Take the material below and retype it in full; pictures are left out.
-- begin Task input --
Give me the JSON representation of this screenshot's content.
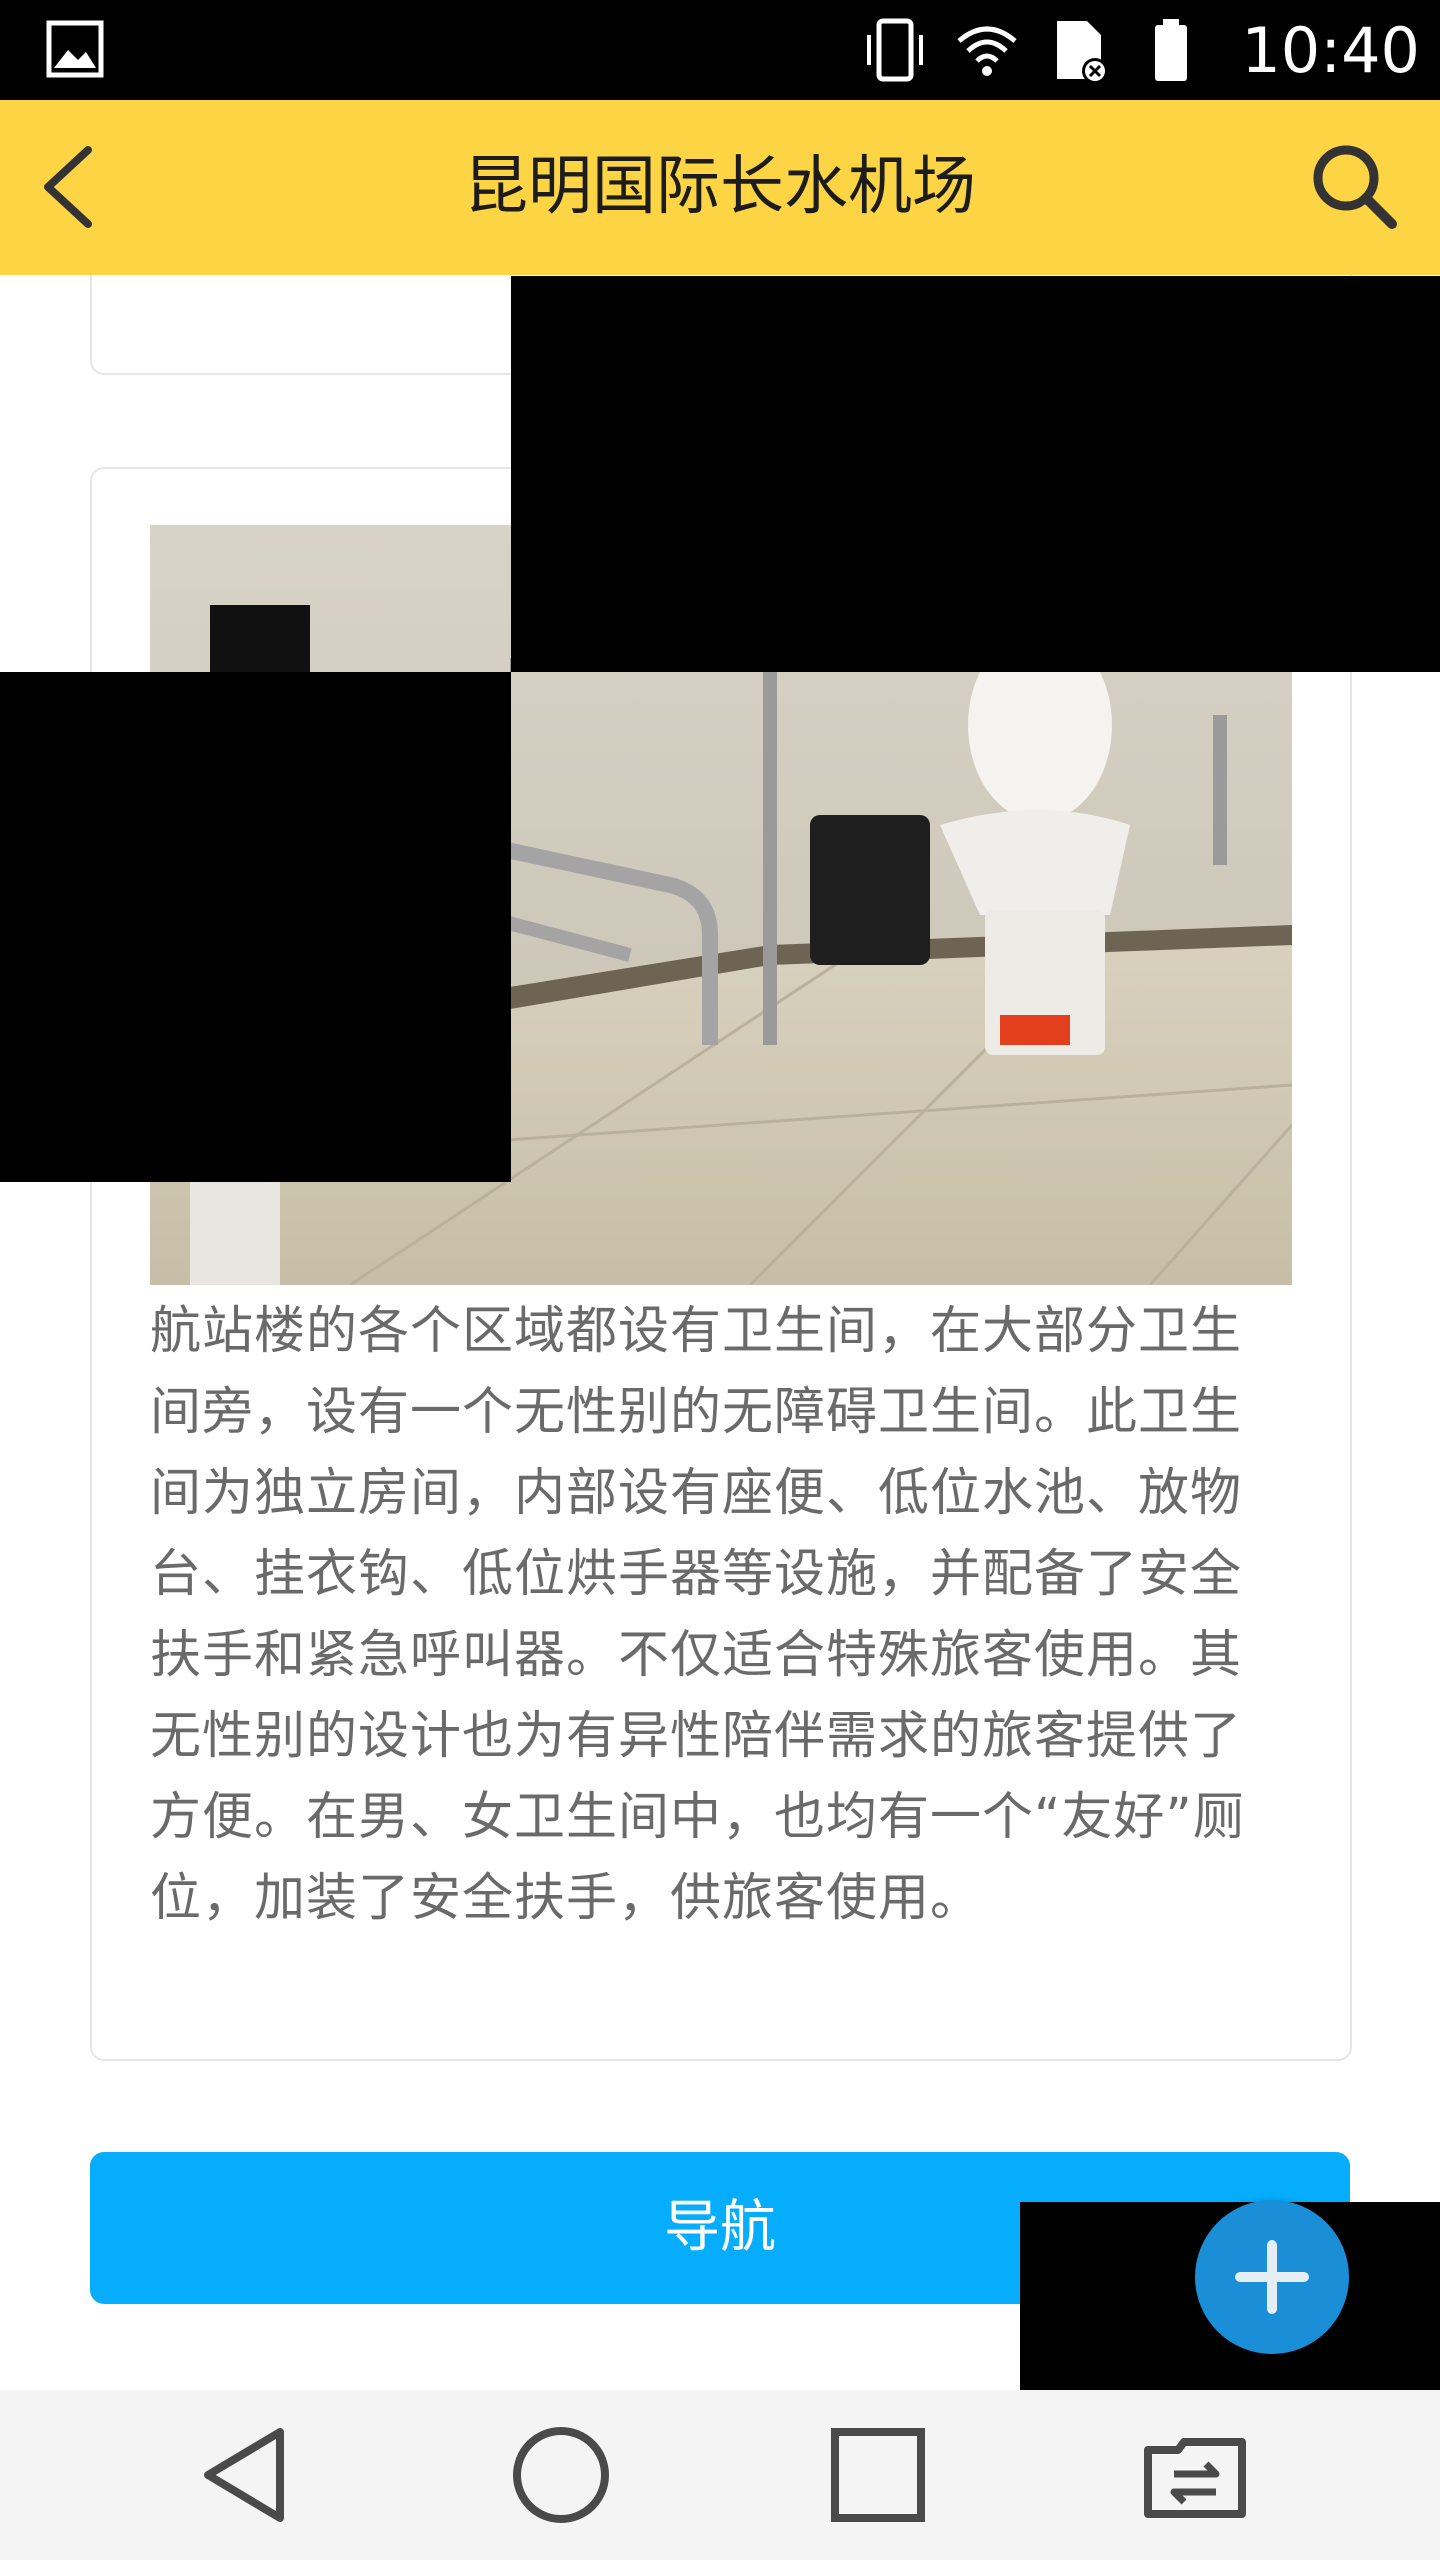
{
  "status_bar": {
    "time": "10:40",
    "icons": [
      "gallery-icon",
      "vibrate-icon",
      "wifi-icon",
      "sim-card-no-service-icon",
      "battery-full-icon"
    ]
  },
  "toolbar": {
    "title": "昆明国际长水机场",
    "back_icon": "chevron-left-icon",
    "search_icon": "search-icon"
  },
  "card": {
    "image_alt": "accessible restroom with toilet, grab bars and washbasin",
    "description": "航站楼的各个区域都设有卫生间，在大部分卫生间旁，设有一个无性别的无障碍卫生间。此卫生间为独立房间，内部设有座便、低位水池、放物台、挂衣钩、低位烘手器等设施，并配备了安全扶手和紧急呼叫器。不仅适合特殊旅客使用。其无性别的设计也为有异性陪伴需求的旅客提供了方便。在男、女卫生间中，也均有一个“友好”厕位，加装了安全扶手，供旅客使用。"
  },
  "navigate_button": {
    "label": "导航"
  },
  "fab": {
    "icon": "plus-icon"
  },
  "nav_bar": {
    "icons": [
      "back-triangle-icon",
      "home-circle-icon",
      "recents-square-icon",
      "switch-app-icon"
    ]
  },
  "colors": {
    "toolbar": "#FDD444",
    "primary_button": "#06ADFD",
    "fab": "#1a8ed6"
  }
}
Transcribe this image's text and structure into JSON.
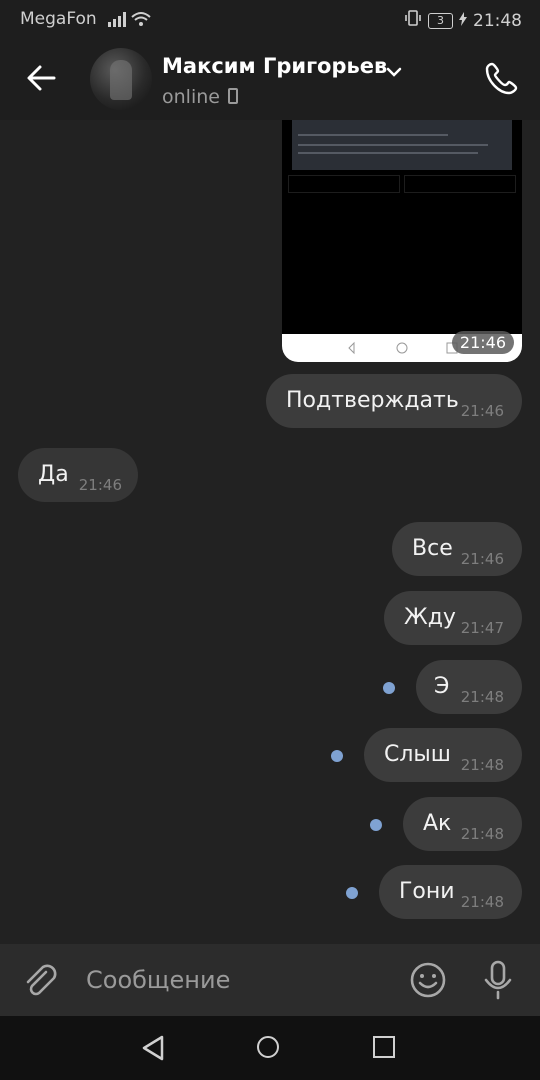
{
  "statusbar": {
    "carrier": "MegaFon",
    "battery": "3",
    "time": "21:48"
  },
  "header": {
    "name": "Максим Григорьев",
    "status": "online"
  },
  "screenshot_attachment": {
    "time": "21:46"
  },
  "messages": [
    {
      "text": "Подтверждать",
      "time": "21:46",
      "dir": "out"
    },
    {
      "text": "Да",
      "time": "21:46",
      "dir": "in"
    },
    {
      "text": "Все",
      "time": "21:46",
      "dir": "out"
    },
    {
      "text": "Жду",
      "time": "21:47",
      "dir": "out"
    },
    {
      "text": "Э",
      "time": "21:48",
      "dir": "out",
      "unread": true
    },
    {
      "text": "Слыш",
      "time": "21:48",
      "dir": "out",
      "unread": true
    },
    {
      "text": "Ак",
      "time": "21:48",
      "dir": "out",
      "unread": true
    },
    {
      "text": "Гони",
      "time": "21:48",
      "dir": "out",
      "unread": true
    }
  ],
  "composer": {
    "placeholder": "Сообщение"
  },
  "colors": {
    "background": "#222222",
    "bubble_out": "#3c3c3c",
    "bubble_in": "#363636",
    "unread_dot": "#7fa2d2"
  },
  "icons": [
    "back-arrow-icon",
    "chevron-down-icon",
    "phone-call-icon",
    "attach-paperclip-icon",
    "emoji-icon",
    "microphone-icon",
    "nav-back-icon",
    "nav-home-icon",
    "nav-recents-icon"
  ]
}
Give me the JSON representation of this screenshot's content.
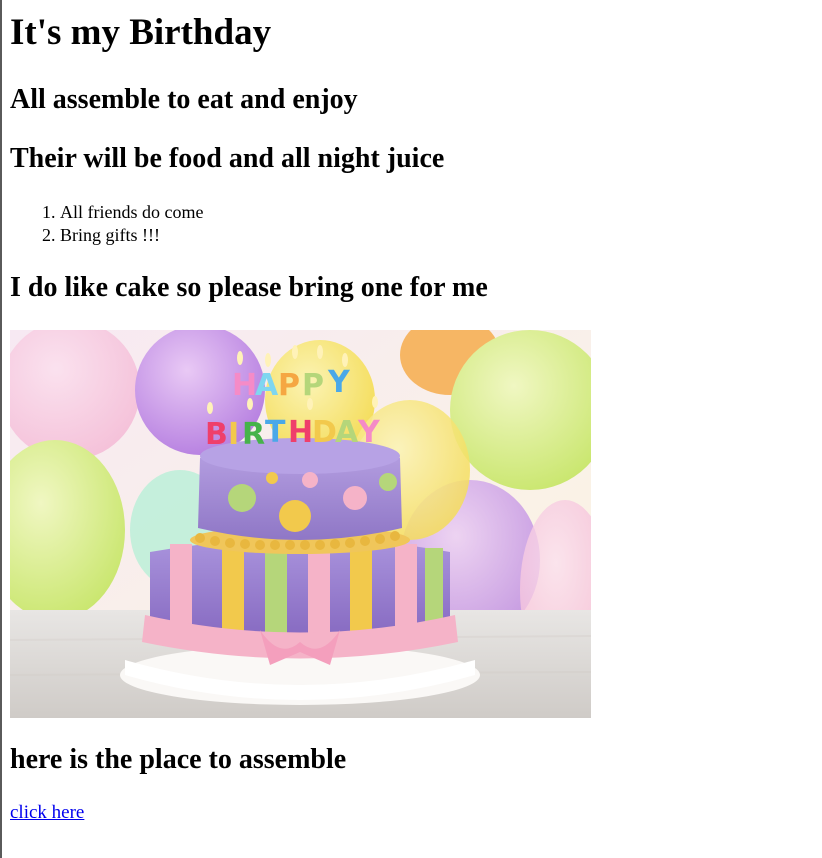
-- end Task input --
Exercise result
Give me the JSON representation of this screenshot's content.
{
  "status_bar": {
    "time": "10:40",
    "icons": [
      "gallery-icon",
      "vibrate-icon",
      "wifi-icon",
      "sim-card-no-service-icon",
      "battery-full-icon"
    ]
  },
  "toolbar": {
    "title": "昆明国际长水机场",
    "back_icon": "chevron-left-icon",
    "search_icon": "search-icon"
  },
  "card": {
    "image_alt": "accessible restroom with toilet, grab bars and washbasin",
    "description": "航站楼的各个区域都设有卫生间，在大部分卫生间旁，设有一个无性别的无障碍卫生间。此卫生间为独立房间，内部设有座便、低位水池、放物台、挂衣钩、低位烘手器等设施，并配备了安全扶手和紧急呼叫器。不仅适合特殊旅客使用。其无性别的设计也为有异性陪伴需求的旅客提供了方便。在男、女卫生间中，也均有一个“友好”厕位，加装了安全扶手，供旅客使用。"
  },
  "navigate_button": {
    "label": "导航"
  },
  "fab": {
    "icon": "plus-icon"
  },
  "nav_bar": {
    "icons": [
      "back-triangle-icon",
      "home-circle-icon",
      "recents-square-icon",
      "switch-app-icon"
    ]
  },
  "colors": {
    "toolbar": "#FDD444",
    "primary_button": "#06ADFD",
    "fab": "#1a8ed6"
  }
}
Transcribe this image's text and structure into JSON.
{
  "statusbar": {
    "carrier": "MegaFon",
    "battery": "3",
    "time": "21:48"
  },
  "header": {
    "name": "Максим Григорьев",
    "status": "online"
  },
  "screenshot_attachment": {
    "time": "21:46"
  },
  "messages": [
    {
      "text": "Подтверждать",
      "time": "21:46",
      "dir": "out"
    },
    {
      "text": "Да",
      "time": "21:46",
      "dir": "in"
    },
    {
      "text": "Все",
      "time": "21:46",
      "dir": "out"
    },
    {
      "text": "Жду",
      "time": "21:47",
      "dir": "out"
    },
    {
      "text": "Э",
      "time": "21:48",
      "dir": "out",
      "unread": true
    },
    {
      "text": "Слыш",
      "time": "21:48",
      "dir": "out",
      "unread": true
    },
    {
      "text": "Ак",
      "time": "21:48",
      "dir": "out",
      "unread": true
    },
    {
      "text": "Гони",
      "time": "21:48",
      "dir": "out",
      "unread": true
    }
  ],
  "composer": {
    "placeholder": "Сообщение"
  },
  "colors": {
    "background": "#222222",
    "bubble_out": "#3c3c3c",
    "bubble_in": "#363636",
    "unread_dot": "#7fa2d2"
  },
  "icons": [
    "back-arrow-icon",
    "chevron-down-icon",
    "phone-call-icon",
    "attach-paperclip-icon",
    "emoji-icon",
    "microphone-icon",
    "nav-back-icon",
    "nav-home-icon",
    "nav-recents-icon"
  ]
}
Give me the JSON representation of this screenshot's content.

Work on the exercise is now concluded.